Recorded information =

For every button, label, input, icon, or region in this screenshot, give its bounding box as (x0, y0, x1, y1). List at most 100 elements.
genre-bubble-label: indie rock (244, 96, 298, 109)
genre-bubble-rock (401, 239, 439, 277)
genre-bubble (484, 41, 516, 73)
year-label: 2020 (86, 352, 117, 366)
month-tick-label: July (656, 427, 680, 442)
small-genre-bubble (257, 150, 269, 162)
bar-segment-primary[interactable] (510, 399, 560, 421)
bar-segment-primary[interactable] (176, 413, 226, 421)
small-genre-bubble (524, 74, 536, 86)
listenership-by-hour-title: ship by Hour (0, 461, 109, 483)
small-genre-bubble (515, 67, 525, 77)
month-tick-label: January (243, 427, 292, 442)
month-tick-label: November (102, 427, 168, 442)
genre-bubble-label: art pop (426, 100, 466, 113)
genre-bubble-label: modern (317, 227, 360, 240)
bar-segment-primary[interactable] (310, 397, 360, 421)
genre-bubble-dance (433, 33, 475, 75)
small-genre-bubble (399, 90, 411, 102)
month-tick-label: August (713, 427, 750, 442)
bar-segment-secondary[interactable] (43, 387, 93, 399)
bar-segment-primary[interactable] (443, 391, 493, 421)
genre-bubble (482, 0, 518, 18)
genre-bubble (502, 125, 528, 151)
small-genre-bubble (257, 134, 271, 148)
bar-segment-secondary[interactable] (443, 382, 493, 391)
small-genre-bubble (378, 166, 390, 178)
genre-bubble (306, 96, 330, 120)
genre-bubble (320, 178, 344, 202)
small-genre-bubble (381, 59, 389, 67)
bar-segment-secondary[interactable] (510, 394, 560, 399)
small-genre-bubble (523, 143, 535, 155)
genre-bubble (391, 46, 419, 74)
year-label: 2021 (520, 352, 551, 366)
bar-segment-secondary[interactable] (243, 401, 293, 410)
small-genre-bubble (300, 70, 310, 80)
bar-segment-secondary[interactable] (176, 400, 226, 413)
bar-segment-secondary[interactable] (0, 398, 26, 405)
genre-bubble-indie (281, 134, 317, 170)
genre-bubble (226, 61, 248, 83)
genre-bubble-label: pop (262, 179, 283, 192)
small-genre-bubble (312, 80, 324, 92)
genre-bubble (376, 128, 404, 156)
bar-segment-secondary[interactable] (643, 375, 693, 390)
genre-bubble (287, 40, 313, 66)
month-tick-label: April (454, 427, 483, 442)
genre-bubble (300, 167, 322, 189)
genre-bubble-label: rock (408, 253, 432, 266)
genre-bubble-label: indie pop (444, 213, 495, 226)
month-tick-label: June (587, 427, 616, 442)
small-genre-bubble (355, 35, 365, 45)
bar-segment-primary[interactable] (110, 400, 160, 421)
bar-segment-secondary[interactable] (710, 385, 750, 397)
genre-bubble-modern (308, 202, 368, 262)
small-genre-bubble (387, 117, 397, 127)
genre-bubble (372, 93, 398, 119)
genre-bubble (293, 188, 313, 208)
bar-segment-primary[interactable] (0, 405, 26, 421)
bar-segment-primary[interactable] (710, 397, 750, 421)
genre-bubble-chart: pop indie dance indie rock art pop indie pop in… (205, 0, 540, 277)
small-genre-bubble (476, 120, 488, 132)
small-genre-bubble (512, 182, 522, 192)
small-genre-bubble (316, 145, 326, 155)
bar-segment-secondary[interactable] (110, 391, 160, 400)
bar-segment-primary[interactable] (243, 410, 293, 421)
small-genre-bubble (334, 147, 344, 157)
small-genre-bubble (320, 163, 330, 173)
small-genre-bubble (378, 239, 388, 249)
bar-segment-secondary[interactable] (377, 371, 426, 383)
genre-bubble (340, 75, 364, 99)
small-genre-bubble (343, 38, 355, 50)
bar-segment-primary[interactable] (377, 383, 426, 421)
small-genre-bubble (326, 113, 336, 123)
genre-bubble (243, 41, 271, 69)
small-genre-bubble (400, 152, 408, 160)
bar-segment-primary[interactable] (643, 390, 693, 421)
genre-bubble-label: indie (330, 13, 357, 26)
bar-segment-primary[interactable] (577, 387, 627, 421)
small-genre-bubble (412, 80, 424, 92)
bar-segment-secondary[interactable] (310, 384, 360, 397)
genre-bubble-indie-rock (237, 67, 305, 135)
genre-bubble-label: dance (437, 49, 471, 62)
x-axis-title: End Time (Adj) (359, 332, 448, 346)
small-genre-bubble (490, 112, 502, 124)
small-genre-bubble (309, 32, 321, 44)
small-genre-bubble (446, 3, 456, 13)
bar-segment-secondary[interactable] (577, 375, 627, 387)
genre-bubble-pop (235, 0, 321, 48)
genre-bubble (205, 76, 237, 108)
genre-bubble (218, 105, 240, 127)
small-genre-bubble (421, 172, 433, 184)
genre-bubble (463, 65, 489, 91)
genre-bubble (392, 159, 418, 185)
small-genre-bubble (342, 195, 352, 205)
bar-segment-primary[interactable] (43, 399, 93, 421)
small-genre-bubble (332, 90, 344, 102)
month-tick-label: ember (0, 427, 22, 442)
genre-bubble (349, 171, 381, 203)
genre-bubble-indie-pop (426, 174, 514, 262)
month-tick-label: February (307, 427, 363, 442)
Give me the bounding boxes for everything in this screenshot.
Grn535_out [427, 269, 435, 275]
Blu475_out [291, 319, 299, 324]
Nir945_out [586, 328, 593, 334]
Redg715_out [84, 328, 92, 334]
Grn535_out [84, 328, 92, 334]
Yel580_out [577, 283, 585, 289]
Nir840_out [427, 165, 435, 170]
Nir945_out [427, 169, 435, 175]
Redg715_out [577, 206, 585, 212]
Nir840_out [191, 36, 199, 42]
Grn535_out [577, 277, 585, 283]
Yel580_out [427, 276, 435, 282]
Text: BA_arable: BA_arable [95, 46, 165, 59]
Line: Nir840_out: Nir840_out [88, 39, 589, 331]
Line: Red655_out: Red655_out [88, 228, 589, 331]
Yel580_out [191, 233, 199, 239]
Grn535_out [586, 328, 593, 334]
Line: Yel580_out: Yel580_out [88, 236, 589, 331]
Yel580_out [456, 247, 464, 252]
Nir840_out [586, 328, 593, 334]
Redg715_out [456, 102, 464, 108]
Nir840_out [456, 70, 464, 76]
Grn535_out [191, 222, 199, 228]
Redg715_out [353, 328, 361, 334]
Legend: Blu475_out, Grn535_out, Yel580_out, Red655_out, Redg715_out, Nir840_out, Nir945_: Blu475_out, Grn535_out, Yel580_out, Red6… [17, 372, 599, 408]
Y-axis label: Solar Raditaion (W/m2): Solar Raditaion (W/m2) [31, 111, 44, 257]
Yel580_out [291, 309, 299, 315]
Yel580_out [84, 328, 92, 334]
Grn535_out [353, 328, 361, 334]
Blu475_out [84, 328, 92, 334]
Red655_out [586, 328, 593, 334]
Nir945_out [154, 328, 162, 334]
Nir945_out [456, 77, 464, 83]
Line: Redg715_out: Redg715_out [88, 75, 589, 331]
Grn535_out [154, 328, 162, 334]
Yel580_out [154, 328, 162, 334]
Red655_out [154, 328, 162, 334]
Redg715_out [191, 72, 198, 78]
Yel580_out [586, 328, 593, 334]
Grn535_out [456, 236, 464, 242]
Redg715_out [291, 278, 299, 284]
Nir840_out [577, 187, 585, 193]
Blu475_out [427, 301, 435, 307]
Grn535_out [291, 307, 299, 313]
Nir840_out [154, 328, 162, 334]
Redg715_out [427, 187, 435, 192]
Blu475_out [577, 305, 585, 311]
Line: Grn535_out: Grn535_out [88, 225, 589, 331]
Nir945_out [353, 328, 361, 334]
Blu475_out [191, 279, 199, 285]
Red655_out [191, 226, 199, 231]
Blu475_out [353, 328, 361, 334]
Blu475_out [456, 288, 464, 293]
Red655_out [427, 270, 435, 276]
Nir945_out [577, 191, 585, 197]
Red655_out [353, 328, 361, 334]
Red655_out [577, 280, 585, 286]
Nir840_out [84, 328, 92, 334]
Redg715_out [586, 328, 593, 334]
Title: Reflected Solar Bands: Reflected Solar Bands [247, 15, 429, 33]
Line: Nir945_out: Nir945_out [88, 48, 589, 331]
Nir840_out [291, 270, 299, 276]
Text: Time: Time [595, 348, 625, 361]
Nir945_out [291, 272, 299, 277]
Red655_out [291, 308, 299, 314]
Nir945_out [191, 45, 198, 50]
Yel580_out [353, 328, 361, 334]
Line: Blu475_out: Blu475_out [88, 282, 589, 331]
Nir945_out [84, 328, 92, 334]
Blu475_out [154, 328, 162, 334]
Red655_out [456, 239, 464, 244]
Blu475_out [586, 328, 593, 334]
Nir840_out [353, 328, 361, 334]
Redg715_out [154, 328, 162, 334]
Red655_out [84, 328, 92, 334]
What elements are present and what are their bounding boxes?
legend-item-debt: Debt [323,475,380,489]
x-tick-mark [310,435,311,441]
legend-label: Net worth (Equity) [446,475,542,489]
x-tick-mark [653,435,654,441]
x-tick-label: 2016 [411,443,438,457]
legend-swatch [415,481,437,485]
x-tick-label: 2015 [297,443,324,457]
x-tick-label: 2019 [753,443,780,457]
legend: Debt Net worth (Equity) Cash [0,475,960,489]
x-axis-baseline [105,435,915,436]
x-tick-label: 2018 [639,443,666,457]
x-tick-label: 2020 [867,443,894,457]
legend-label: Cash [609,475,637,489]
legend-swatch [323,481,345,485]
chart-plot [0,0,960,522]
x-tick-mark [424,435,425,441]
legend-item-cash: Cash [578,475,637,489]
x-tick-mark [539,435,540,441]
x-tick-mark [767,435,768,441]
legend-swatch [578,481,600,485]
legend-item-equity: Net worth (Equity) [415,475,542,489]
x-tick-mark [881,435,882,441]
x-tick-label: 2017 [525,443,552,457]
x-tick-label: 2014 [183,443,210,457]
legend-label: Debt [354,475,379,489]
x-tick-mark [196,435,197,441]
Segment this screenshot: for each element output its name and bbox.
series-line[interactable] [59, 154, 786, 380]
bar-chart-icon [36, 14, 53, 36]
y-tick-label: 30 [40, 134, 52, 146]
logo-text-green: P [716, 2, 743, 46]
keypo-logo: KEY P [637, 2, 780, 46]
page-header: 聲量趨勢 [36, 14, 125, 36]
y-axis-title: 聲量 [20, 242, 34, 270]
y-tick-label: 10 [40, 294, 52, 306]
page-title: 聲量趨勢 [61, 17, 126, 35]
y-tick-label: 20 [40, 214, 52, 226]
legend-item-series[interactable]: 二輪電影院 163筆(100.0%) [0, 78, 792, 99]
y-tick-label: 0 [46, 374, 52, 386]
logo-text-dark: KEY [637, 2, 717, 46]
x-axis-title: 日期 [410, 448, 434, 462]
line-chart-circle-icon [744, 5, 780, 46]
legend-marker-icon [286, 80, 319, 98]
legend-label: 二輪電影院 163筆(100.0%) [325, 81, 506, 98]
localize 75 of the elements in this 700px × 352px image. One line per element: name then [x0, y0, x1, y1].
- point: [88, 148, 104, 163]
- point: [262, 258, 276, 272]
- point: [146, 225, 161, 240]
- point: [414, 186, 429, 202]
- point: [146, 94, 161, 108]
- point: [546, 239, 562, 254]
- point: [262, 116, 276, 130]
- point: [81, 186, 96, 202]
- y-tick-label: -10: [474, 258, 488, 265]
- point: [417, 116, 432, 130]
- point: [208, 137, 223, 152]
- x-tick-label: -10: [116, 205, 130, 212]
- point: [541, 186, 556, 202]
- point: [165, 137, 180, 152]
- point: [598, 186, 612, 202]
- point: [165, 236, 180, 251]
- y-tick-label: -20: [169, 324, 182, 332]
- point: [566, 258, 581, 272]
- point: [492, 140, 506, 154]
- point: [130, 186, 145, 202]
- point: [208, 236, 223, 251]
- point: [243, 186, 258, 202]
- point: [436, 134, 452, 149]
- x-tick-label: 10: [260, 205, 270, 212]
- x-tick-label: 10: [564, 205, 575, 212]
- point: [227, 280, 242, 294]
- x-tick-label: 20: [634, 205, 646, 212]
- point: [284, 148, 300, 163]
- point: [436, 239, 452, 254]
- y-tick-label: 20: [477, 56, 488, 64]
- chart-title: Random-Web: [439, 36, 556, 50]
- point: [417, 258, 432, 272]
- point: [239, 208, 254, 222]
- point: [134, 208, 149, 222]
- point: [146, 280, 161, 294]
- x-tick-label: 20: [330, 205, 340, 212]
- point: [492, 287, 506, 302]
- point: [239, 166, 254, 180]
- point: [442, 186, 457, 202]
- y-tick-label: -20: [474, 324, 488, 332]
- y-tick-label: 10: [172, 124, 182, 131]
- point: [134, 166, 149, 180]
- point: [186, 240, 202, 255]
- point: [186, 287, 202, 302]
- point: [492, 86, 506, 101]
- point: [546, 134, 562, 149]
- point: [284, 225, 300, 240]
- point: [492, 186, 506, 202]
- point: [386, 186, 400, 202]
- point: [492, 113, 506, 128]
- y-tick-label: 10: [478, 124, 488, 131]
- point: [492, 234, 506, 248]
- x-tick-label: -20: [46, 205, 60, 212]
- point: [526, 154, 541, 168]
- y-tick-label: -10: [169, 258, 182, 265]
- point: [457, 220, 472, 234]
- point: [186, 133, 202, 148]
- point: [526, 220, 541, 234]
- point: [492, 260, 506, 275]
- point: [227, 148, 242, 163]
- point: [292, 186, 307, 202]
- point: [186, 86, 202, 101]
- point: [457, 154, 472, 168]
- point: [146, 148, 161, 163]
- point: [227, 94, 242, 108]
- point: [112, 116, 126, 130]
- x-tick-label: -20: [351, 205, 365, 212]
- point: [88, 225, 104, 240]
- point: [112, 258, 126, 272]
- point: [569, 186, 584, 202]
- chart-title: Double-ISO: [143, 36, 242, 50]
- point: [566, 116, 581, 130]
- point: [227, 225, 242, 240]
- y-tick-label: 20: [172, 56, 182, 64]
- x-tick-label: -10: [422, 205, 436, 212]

What to work on =
Change "month-tick-label" to "month-axis-label" in the records from the first line through the line containing "small-genre-bubble (257, 150, 269, 162)", and reproduce only those lines with everything else unchanged.

Exercise answer =
For every button, label, input, icon, or region in this screenshot, give its bounding box as (x0, y0, x1, y1). List at most 100 elements.
genre-bubble-label: indie rock (244, 96, 298, 109)
genre-bubble-rock (401, 239, 439, 277)
genre-bubble (484, 41, 516, 73)
year-label: 2020 (86, 352, 117, 366)
month-axis-label: July (656, 427, 680, 442)
small-genre-bubble (257, 150, 269, 162)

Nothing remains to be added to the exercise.